╭─ Given information

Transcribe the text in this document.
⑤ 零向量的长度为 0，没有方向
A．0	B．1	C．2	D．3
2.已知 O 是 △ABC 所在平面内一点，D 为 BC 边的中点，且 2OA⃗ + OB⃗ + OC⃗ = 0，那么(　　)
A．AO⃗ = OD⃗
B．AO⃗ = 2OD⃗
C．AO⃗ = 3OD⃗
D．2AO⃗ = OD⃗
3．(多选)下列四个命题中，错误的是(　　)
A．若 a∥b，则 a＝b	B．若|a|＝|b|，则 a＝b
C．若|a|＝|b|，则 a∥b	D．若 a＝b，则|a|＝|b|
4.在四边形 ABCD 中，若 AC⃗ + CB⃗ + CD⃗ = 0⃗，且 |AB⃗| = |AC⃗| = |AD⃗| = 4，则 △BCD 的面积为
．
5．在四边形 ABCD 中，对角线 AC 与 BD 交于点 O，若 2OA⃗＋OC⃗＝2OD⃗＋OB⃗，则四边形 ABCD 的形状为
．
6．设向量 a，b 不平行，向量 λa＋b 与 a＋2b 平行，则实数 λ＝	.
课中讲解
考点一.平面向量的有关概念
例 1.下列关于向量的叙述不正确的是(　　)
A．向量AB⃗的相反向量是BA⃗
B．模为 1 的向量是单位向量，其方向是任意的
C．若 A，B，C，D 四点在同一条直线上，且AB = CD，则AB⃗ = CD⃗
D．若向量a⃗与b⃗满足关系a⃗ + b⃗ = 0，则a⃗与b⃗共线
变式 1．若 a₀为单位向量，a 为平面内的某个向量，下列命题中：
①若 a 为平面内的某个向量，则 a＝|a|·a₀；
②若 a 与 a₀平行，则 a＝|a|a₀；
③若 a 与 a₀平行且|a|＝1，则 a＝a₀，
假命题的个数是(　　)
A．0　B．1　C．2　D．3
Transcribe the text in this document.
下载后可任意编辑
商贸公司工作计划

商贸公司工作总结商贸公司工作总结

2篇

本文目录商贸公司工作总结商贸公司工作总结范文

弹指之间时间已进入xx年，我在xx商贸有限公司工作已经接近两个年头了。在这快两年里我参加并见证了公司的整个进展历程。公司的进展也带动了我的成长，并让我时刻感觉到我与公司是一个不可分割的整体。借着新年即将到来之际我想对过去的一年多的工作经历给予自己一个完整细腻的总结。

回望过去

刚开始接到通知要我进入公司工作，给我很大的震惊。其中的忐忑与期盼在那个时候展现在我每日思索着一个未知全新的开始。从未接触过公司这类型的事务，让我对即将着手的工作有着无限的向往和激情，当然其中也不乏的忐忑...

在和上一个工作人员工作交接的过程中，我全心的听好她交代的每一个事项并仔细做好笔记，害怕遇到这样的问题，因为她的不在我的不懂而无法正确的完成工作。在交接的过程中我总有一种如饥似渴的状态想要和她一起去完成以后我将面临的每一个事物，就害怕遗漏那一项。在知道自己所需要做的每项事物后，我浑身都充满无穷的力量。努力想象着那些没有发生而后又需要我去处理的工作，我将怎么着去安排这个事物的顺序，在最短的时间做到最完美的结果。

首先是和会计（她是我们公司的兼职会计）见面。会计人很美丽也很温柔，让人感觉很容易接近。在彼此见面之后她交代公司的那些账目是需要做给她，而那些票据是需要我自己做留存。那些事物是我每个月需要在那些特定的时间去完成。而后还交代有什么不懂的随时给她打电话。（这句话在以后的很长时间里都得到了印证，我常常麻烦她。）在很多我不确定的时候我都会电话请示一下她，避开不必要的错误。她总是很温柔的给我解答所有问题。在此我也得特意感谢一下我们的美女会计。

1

╰─

- Short problem
Output the lines above verbatim and in full.

- The reply
Transcribe the text in this document.
⑤ 零向量的长度为 0，没有方向
A．0	B．1	C．2	D．3
2.已知 O 是 △ABC 所在平面内一点，D 为 BC 边的中点，且 2OA⃗ + OB⃗ + OC⃗ = 0，那么(　　)
A．AO⃗ = OD⃗
B．AO⃗ = 2OD⃗
C．AO⃗ = 3OD⃗
D．2AO⃗ = OD⃗
3．(多选)下列四个命题中，错误的是(　　)
A．若 a∥b，则 a＝b	B．若|a|＝|b|，则 a＝b
C．若|a|＝|b|，则 a∥b	D．若 a＝b，则|a|＝|b|
4.在四边形 ABCD 中，若 AC⃗ + CB⃗ + CD⃗ = 0⃗，且 |AB⃗| = |AC⃗| = |AD⃗| = 4，则 △BCD 的面积为
．
5．在四边形 ABCD 中，对角线 AC 与 BD 交于点 O，若 2OA⃗＋OC⃗＝2OD⃗＋OB⃗，则四边形 ABCD 的形状为
．
6．设向量 a，b 不平行，向量 λa＋b 与 a＋2b 平行，则实数 λ＝	.
课中讲解
考点一.平面向量的有关概念
例 1.下列关于向量的叙述不正确的是(　　)
A．向量AB⃗的相反向量是BA⃗
B．模为 1 的向量是单位向量，其方向是任意的
C．若 A，B，C，D 四点在同一条直线上，且AB = CD，则AB⃗ = CD⃗
D．若向量a⃗与b⃗满足关系a⃗ + b⃗ = 0，则a⃗与b⃗共线
变式 1．若 a₀为单位向量，a 为平面内的某个向量，下列命题中：
①若 a 为平面内的某个向量，则 a＝|a|·a₀；
②若 a 与 a₀平行，则 a＝|a|a₀；
③若 a 与 a₀平行且|a|＝1，则 a＝a₀，
假命题的个数是(　　)
A．0　B．1　C．2　D．3
Transcribe the text in this document.
下载后可任意编辑
商贸公司工作计划

商贸公司工作总结商贸公司工作总结

2篇

本文目录商贸公司工作总结商贸公司工作总结范文

弹指之间时间已进入xx年，我在xx商贸有限公司工作已经接近两个年头了。在这快两年里我参加并见证了公司的整个进展历程。公司的进展也带动了我的成长，并让我时刻感觉到我与公司是一个不可分割的整体。借着新年即将到来之际我想对过去的一年多的工作经历给予自己一个完整细腻的总结。

回望过去

刚开始接到通知要我进入公司工作，给我很大的震惊。其中的忐忑与期盼在那个时候展现在我每日思索着一个未知全新的开始。从未接触过公司这类型的事务，让我对即将着手的工作有着无限的向往和激情，当然其中也不乏的忐忑...

在和上一个工作人员工作交接的过程中，我全心的听好她交代的每一个事项并仔细做好笔记，害怕遇到这样的问题，因为她的不在我的不懂而无法正确的完成工作。在交接的过程中我总有一种如饥似渴的状态想要和她一起去完成以后我将面临的每一个事物，就害怕遗漏那一项。在知道自己所需要做的每项事物后，我浑身都充满无穷的力量。努力想象着那些没有发生而后又需要我去处理的工作，我将怎么着去安排这个事物的顺序，在最短的时间做到最完美的结果。

首先是和会计（她是我们公司的兼职会计）见面。会计人很美丽也很温柔，让人感觉很容易接近。在彼此见面之后她交代公司的那些账目是需要做给她，而那些票据是需要我自己做留存。那些事物是我每个月需要在那些特定的时间去完成。而后还交代有什么不懂的随时给她打电话。（这句话在以后的很长时间里都得到了印证，我常常麻烦她。）在很多我不确定的时候我都会电话请示一下她，避开不必要的错误。她总是很温柔的给我解答所有问题。在此我也得特意感谢一下我们的美女会计。

1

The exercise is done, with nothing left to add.